提示抜粋文
━━━━━━
ミラン・クンデラ 『存在の耐えられない軽さ』(千野栄一訳), 集英社文庫, 1998年11月, p.144

 人生のドラマというものはいつも重さというメタファーで表現できる。われわれはある人間が重荷を負わされたという。その人間はその重荷に耐えられるか、それとも耐えられずにその下敷きになるか、それと争い、敗けるか勝つかする。しかしいったい何がサビナに起こったのであろうか? 何も。一人の男と別れたかったから捨てた。それでつけまわされた? 復讐された? いや。彼女のドラマは重さのドラマではなく、軽さのであった。サビナに落ちてきたのは重荷ではなく、存在の耐えられない軽さであった。

ミラン・クンデラ 『存在の耐えられない軽さ』(千野栄一訳), 集英社文庫, 1998年11月, p.156

 サビナは自分のまわりに虚しさを感じた。ところで、もしこの空虚さが彼女のこれまでのすべての裏切りのゴールだとしたら?

ミラン・クンデラ 『存在の耐えられない軽さ』(千野栄一訳), 集英社文庫, 1998年11月, p.156

この小説を最初に読んだ20代のとき、サビナにはあまり関心がなかったので、ここで引用したテクストは全く記憶に残ってなかった。が、年を重ねるにつれ自分はサビナの要素が凄く強いと分かってきて、今では第III部がクライマックスにすら思える。引用した通り、小説のタイトルである「存在の耐えられない軽さ」はサビナの人生を表現するために捧げられている。

『第IV部 心と身体』より

念のため注釈で、第II部と第IV部、第III部と第V部は、同じ見出しです。
━━━━━━
抜粋エントリ
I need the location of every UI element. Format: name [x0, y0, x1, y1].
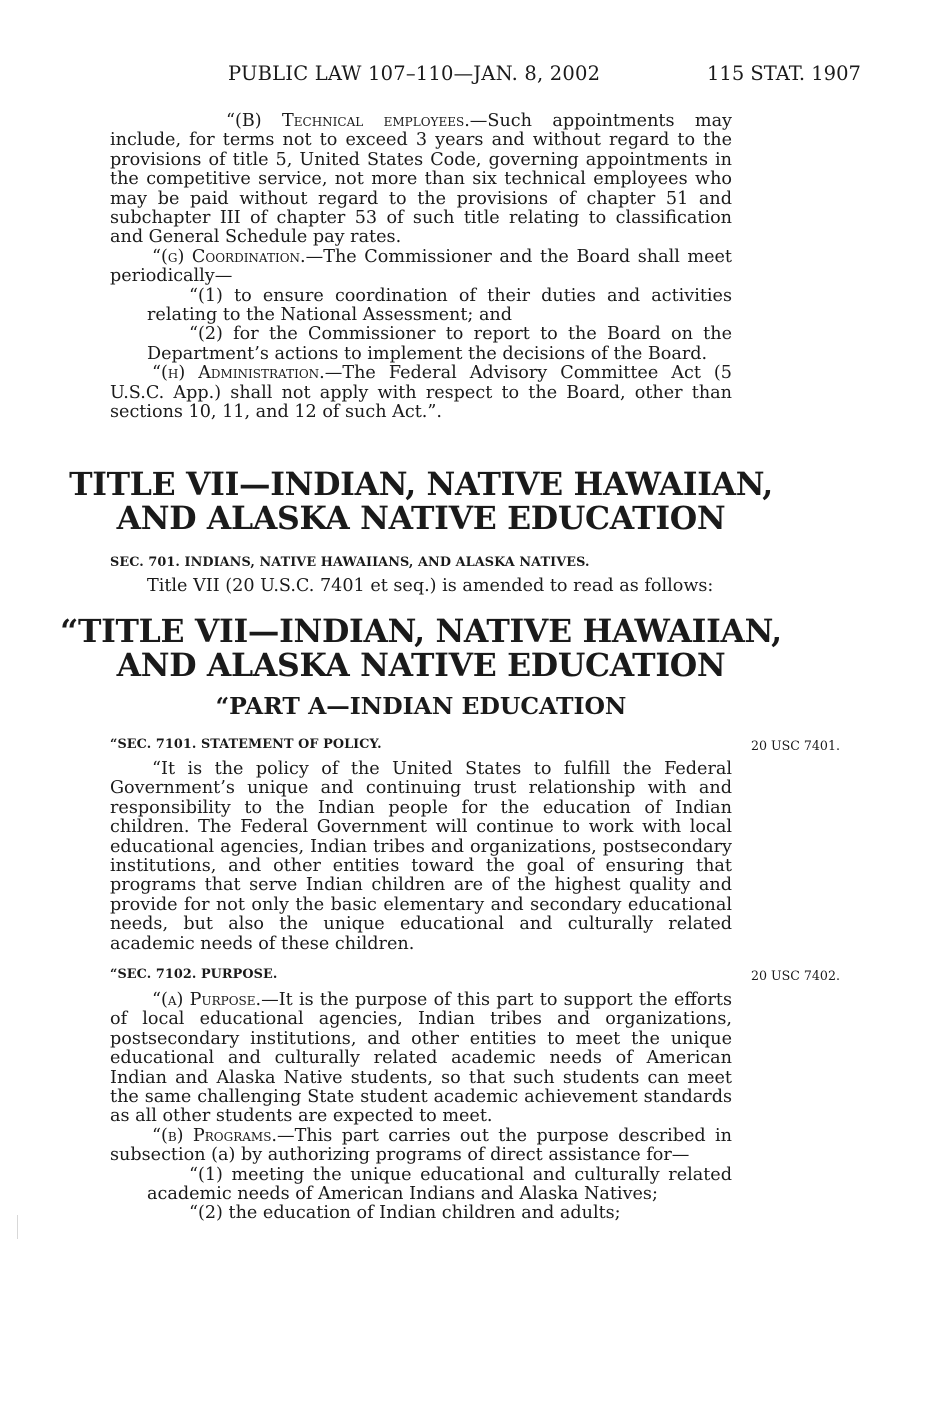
title-line-2: AND ALASKA NATIVE EDUCATION [116, 500, 726, 537]
section-7102-body [110, 991, 732, 1224]
amended-title-heading [60, 615, 782, 683]
paragraph-text: —The Commissioner and the Board shall meet periodically— [110, 246, 732, 287]
paragraph-g2: “(2) for the Commissioner to report to the Board on the Department’s actions to implement the decisions of the Board. [147, 324, 732, 364]
paragraph-text: —This part carries out the purpose described in subsection (a) by authorizing programs of direct assistance for— [110, 1125, 732, 1166]
paragraph-b2: “(2) the education of Indian children and adults; [189, 1203, 621, 1224]
margin-note-7401: 20 USC 7401. [751, 738, 840, 753]
paragraph-b-programs [110, 1127, 732, 1166]
paragraph-heading: “(a) Purpose. [152, 990, 262, 1010]
paragraph-a-purpose [110, 991, 732, 1127]
paragraph-b-technical-employees [110, 112, 732, 248]
amended-title-line-2: AND ALASKA NATIVE EDUCATION [116, 647, 726, 684]
amended-title-line-1: “TITLE VII—INDIAN, NATIVE HAWAIIAN, [60, 613, 782, 650]
running-header-page: 115 STAT. 1907 [707, 62, 861, 85]
running-header-law: PUBLIC LAW 107–110—JAN. 8, 2002 [228, 62, 601, 85]
section-701-text: Title VII (20 U.S.C. 7401 et seq.) is amended to read as follows: [147, 576, 714, 596]
section-7102-heading: “SEC. 7102. PURPOSE. [110, 967, 278, 982]
policy-paragraph: “It is the policy of the United States to fulfill the Federal Government’s unique and continuing trust relationship with and responsibility to the Indian people for the education of Indian children. The Federal Government will continue to work with local educational agencies, Indian tribes and organizations, postsecondary institutions, and other entities toward the goal of ensuring that programs that serve Indian children are of the highest quality and provide for not only the basic elementary and secondary educational needs, but also the unique educational and culturally related academic needs of these children. [110, 759, 732, 954]
paragraph-h-administration [110, 364, 732, 422]
title-heading [60, 468, 782, 536]
paragraph-heading: “(h) Administration. [152, 363, 325, 384]
continued-provisions-block [110, 112, 732, 423]
paragraph-b1: “(1) meeting the unique educational and culturally related academic needs of American Indians and Alaska Natives; [147, 1164, 732, 1205]
part-a-heading: “PART A—INDIAN EDUCATION [215, 692, 627, 720]
title-line-1: TITLE VII—INDIAN, NATIVE HAWAIIAN, [69, 466, 773, 503]
paragraph-heading: “(b) Programs. [152, 1125, 278, 1146]
paragraph-heading: “(B) Technical employees. [226, 111, 470, 131]
section-7101-body [110, 760, 732, 954]
scan-artifact-line [17, 1215, 18, 1239]
paragraph-heading: “(g) Coordination. [152, 246, 306, 267]
paragraph-g1: “(1) to ensure coordination of their duties and activities relating to the National Assessment; and [147, 285, 732, 326]
section-701-heading: SEC. 701. INDIANS, NATIVE HAWAIIANS, AND ALASKA NATIVES. [110, 555, 590, 570]
paragraph-text: —Such appointments may include, for terms not to exceed 3 years and without regard to the provisions of title 5, United States Code, governing appointments in the competitive service, not more than six technical employees who may be paid without regard to the provisions of chapter 51 and subchapter III of chapter 53 of such title relating to classification and General Schedule pay rates. [110, 111, 732, 248]
paragraph-g-coordination [110, 248, 732, 287]
paragraph-text: —It is the purpose of this part to support the efforts of local educational agencies, Indian tribes and organizations, postsecondary institutions, and other entities to meet the unique educational and culturally related academic needs of American Indian and Alaska Native students, so that such students can meet the same challenging State student academic achievement standards as all other students are expected to meet. [110, 990, 732, 1127]
paragraph-text: —The Federal Advisory Committee Act (5 U.S.C. App.) shall not apply with respect to the Board, other than sections 10, 11, and 12 of such Act.”. [110, 363, 732, 423]
margin-note-7402: 20 USC 7402. [751, 968, 840, 983]
section-7101-heading: “SEC. 7101. STATEMENT OF POLICY. [110, 737, 382, 752]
━━━━━━
課題内容
次の記述(a)～(c)がそれぞれ抜粋文の内容と一致するかを「はい」か「いいえ」で答え、判断の決め手となる抜粋文の語句を正確に引用してください。
(a) 抜粋文の筆者は、この小説を20代で初めて読んだときからサビナに強い関心を抱いていた。
(b) 引用部分によれば、サビナに落ちてきたのは重荷ではなかった。
(c) 第III部と第V部は同じ見出しである。
エントリには依拠せず、抜粋文のみに基づいて解答してください。

解答全文
(a) いいえ。「サビナにはあまり関心がなかった」
(b) はい。「サビナに落ちてきたのは重荷ではなく、存在の耐えられない軽さであった」
(c) はい。「第III部と第V部は、同じ見出しです」